→ **Data supplied**:
________________________________________

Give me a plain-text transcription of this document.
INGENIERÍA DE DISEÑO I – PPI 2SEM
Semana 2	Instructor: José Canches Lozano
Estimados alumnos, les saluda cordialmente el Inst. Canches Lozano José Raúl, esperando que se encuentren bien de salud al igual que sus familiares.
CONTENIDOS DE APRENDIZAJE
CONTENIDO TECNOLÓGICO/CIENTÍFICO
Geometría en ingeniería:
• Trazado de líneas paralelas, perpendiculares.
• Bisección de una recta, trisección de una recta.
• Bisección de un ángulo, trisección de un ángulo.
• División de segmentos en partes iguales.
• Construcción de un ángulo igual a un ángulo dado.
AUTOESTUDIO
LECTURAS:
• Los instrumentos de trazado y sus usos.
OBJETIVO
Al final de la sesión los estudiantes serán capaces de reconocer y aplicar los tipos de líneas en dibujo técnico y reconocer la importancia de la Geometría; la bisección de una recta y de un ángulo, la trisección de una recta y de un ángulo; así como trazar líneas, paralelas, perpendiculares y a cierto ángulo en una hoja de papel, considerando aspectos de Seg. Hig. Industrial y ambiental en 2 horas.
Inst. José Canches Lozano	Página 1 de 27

________________________________________

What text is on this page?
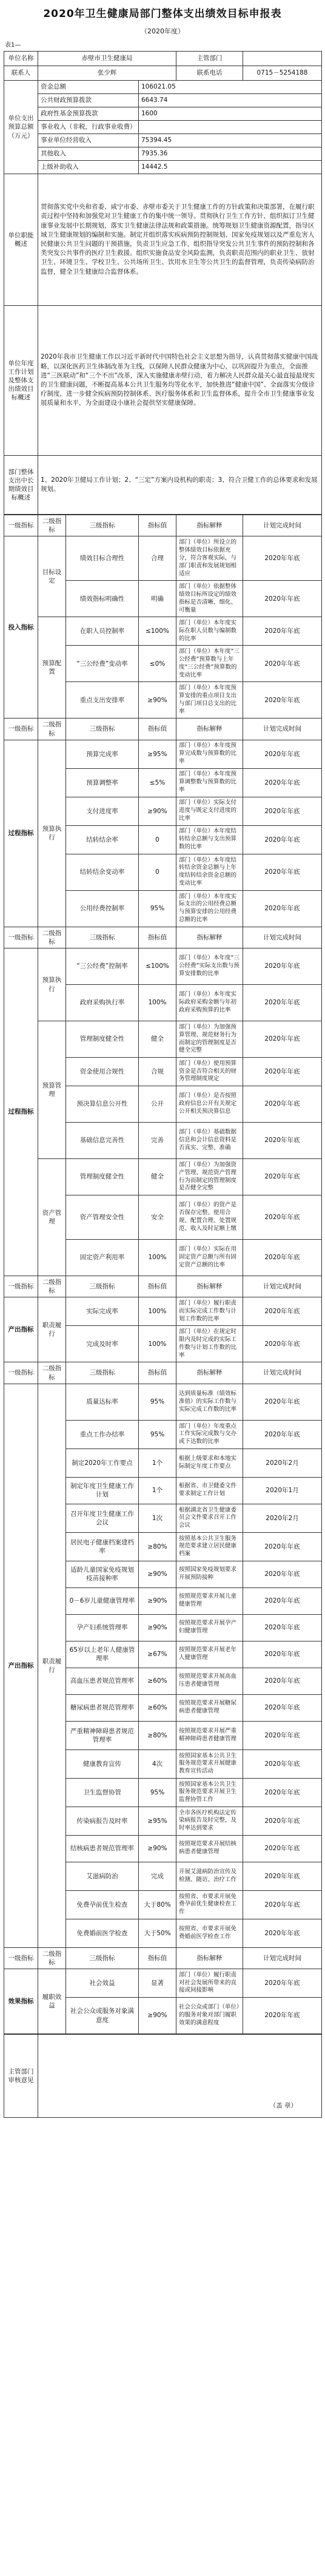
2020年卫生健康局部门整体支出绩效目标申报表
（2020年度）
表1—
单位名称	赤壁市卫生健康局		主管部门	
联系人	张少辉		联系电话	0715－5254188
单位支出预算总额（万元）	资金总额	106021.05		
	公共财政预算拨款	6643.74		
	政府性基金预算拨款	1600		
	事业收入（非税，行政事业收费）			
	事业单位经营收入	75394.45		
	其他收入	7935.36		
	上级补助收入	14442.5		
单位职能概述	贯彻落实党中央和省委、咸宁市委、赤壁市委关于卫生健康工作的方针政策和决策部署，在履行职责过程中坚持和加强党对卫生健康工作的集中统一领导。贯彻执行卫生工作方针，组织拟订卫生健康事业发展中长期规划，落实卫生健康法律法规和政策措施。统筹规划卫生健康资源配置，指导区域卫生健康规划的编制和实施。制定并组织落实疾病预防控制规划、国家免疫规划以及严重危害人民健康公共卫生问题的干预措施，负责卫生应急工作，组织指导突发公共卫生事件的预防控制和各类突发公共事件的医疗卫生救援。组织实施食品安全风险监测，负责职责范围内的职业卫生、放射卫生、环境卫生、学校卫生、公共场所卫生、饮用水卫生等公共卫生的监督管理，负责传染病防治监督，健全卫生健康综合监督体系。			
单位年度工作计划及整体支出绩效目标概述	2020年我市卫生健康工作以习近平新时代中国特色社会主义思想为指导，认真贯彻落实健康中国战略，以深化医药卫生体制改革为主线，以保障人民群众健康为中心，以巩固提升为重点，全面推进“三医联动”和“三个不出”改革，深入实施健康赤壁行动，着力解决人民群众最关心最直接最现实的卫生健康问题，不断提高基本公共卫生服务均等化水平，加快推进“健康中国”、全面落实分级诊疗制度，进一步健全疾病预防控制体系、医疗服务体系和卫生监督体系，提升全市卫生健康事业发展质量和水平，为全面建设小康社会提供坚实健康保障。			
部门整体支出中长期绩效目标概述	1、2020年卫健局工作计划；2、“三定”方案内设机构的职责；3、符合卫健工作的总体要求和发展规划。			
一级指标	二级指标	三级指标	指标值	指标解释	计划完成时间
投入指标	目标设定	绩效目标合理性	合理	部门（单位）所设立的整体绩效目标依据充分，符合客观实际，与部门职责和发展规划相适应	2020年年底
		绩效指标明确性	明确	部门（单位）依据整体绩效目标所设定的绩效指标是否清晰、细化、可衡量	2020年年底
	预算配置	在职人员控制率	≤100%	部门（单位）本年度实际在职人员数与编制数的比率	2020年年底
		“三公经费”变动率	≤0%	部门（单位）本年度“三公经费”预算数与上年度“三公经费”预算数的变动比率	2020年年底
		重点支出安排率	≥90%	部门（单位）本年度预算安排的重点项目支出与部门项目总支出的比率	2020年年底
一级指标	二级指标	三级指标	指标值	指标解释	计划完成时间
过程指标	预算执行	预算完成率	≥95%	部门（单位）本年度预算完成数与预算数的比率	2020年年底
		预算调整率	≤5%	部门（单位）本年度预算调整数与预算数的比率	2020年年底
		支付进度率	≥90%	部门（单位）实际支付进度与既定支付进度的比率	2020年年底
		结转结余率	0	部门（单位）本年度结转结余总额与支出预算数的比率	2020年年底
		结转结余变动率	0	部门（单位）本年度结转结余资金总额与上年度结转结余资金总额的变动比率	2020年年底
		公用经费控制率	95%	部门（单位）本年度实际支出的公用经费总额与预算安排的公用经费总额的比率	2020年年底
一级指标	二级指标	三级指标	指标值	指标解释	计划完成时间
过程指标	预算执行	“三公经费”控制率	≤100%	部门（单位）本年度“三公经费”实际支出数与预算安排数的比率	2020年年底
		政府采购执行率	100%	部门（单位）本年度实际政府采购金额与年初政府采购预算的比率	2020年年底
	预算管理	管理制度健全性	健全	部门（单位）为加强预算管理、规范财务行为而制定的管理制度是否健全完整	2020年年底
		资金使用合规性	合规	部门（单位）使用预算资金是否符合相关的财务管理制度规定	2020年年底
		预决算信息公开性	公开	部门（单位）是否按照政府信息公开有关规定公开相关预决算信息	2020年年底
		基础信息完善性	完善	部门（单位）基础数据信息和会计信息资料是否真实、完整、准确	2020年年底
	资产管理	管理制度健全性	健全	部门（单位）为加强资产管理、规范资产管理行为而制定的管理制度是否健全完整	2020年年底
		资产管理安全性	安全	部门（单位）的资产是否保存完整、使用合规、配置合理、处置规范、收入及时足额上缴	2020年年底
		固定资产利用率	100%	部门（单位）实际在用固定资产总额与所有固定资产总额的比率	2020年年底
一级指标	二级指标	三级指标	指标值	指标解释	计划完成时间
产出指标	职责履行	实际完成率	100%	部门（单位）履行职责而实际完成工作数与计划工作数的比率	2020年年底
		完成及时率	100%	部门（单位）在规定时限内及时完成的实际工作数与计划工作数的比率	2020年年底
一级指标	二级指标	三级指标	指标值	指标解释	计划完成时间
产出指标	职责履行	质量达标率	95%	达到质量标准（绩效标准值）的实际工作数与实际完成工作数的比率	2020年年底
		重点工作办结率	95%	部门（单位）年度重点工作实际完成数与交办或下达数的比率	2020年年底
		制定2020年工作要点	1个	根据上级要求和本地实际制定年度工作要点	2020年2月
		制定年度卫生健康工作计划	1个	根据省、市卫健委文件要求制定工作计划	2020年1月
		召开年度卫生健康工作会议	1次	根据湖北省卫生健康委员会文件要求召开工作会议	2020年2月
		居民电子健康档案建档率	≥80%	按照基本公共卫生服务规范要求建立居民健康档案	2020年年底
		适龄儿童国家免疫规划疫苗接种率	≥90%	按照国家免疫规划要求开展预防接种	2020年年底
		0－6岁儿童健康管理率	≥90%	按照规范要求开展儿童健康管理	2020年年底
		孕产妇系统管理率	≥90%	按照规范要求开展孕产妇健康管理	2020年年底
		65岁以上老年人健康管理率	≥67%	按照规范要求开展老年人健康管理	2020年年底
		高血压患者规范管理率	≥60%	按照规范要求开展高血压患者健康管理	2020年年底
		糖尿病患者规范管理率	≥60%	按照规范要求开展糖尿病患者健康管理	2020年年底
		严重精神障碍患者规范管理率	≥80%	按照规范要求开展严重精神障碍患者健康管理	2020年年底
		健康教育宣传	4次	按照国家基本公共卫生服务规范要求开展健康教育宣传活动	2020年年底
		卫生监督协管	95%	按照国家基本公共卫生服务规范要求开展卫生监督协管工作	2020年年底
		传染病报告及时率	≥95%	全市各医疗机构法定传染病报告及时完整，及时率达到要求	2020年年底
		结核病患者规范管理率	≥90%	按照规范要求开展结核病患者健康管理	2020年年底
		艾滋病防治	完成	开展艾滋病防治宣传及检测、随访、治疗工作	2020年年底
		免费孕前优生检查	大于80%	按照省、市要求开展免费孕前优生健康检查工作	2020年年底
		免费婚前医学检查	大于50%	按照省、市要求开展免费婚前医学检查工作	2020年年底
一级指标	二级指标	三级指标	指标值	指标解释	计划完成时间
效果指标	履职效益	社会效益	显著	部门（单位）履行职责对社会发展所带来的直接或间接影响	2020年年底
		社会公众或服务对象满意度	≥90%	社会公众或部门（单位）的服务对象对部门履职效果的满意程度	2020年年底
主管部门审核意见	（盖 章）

________________________________________

→ **Requirement**:
Take every line from the records above that has the word "三公经费" and copy it.

→ **Written response**:
		“三公经费”变动率	≤0%	部门（单位）本年度“三公经费”预算数与上年度“三公经费”预算数的变动比率	2020年年底
过程指标	预算执行	“三公经费”控制率	≤100%	部门（单位）本年度“三公经费”实际支出数与预算安排数的比率	2020年年底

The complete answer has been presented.